■ Brief A ■
Reproduce the listing from its first line up to and including the line that contains "confidence-level-annotation: 95% CL".

■ Passage given ■
## BEGIN

1)   All of the amounts reported as Executive Contributions are included in the Salary column of the “Summary Compensation Table - Fiscal Year 2009” above.
2)   All of the amounts reported as Registrant Contributions are included in the All Other Compensation column of the “Summary Compensation Table - Fiscal Year 2009” above.
3)   These amounts reflect the return of amounts which were contributed to the plan in excess of contributions allowable under to the terms of the plan. An additional amount was paid to these executives to compensate them for the tax consequences of the excess contributions. The additional amounts paid to such executives are included in the All Other Compensation column of the “SUMMARY COMPENSATION TABLE - FISCAL YEAR 2009” above.
4)   Includes unvested amounts attributable to the Company’s contributions and earnings thereon. All amounts within the Aggregate Balance for each named executive were included in Summary Compensation Tables for previous years, to the extent the executive was named in such tables and the amounts were so required to be reported in such tables.

 

32


Potential Payments Upon Termination or Change in Control

Mr. Maheswaran’s Offer Letter

The written offer letter (the “Offer Letter”) given to Mr. Maheswaran in 2006 at the time he was first employed by the Company provides for certain severance benefits to be paid to him in connection with a termination of employment under the circumstances described below. Specifically, should we terminate his employment without “cause” or he terminates his employment “for good reason”, the Offer Letter provides Mr. Maheswaran the right to receive twelve months of base salary and continued welfare benefits as well as accelerated vesting of an additional 25% of each of the outstanding equity awards granted to him at the time of his initial employment (the “Inducement Awards”). If his employment is terminated within twelve months following a “change of control”, the Offer Letter provides Mr. Maheswaran the right to receive a lump-sum payment equal to twenty-four months of base salary and continued welfare benefits for up to twenty-four months, accelerated vesting of all remaining Inducement Awards, a pro-rated portion of the amount of his target award under the CEO Bonus Plan for the fiscal year of termination, an amount equal to two times his target award under the CEO Bonus Plan for the fiscal year of termination, and an amount sufficient to reimburse him for the tax consequences of any excise tax imposed on the severance payments made to him (i.e. a full excise tax gross-up payment). All of these payments are conditioned upon Mr. Maheswaran’s execution of a release of claims in favor of the Company and compliance with a one-year non-competition provision.

## END

■ Rows ■

## BEGIN

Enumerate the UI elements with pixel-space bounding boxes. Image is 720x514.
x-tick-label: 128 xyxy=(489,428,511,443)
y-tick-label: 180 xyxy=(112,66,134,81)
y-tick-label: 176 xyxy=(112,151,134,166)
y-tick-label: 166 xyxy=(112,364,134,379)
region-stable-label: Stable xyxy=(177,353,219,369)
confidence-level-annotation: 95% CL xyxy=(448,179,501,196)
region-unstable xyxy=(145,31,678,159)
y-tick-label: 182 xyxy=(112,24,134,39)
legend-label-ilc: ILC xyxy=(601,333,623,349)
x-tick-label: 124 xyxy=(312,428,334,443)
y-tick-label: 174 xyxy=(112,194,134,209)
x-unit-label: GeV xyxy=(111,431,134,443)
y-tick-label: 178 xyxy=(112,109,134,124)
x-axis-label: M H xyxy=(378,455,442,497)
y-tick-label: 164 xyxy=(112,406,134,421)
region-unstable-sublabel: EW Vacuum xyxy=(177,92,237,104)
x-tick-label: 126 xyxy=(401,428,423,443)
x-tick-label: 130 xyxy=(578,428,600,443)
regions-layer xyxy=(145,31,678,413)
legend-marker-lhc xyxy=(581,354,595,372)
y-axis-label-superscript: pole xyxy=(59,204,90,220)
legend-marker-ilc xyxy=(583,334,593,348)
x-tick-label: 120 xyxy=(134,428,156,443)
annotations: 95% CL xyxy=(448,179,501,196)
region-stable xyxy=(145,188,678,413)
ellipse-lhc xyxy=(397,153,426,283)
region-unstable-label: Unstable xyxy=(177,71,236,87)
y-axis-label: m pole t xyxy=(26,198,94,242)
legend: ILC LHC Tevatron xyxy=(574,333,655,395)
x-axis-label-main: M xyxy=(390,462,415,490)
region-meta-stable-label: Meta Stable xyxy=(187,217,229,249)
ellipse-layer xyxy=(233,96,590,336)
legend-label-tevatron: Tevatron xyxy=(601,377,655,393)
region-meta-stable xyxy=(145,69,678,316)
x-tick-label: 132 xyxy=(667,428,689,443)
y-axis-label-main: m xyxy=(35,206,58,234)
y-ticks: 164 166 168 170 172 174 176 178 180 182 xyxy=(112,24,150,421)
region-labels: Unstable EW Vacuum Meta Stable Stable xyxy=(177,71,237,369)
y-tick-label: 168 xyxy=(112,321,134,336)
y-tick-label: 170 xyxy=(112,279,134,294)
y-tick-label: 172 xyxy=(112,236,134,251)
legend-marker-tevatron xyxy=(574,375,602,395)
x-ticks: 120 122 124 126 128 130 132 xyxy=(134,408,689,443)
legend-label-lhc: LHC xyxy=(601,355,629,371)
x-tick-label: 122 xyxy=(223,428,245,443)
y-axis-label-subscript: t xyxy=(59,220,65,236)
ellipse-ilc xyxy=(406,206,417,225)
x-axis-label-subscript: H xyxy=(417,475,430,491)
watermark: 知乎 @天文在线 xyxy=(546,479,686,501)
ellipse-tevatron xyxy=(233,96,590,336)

## END

■ Brief B ■
Answer these from the passage on executive compensation:
(i) In which column of the "Summary Compensation Table - Fiscal Year 2009" are Registrant Contributions included?
(ii) How many months of base salary does the Offer Letter give Mr. Maheswaran if his employment is terminated without "cause"?
(iii) How long is the non-competition provision he must comply with?

■ Full solution A ■
Enumerate the UI elements with pixel-space bounding boxes. Image is 720x514.
x-tick-label: 128 xyxy=(489,428,511,443)
y-tick-label: 180 xyxy=(112,66,134,81)
y-tick-label: 176 xyxy=(112,151,134,166)
y-tick-label: 166 xyxy=(112,364,134,379)
region-stable-label: Stable xyxy=(177,353,219,369)
confidence-level-annotation: 95% CL xyxy=(448,179,501,196)

■ Full solution B ■
(i) The All Other Compensation column.
(ii) Twelve months.
(iii) One year.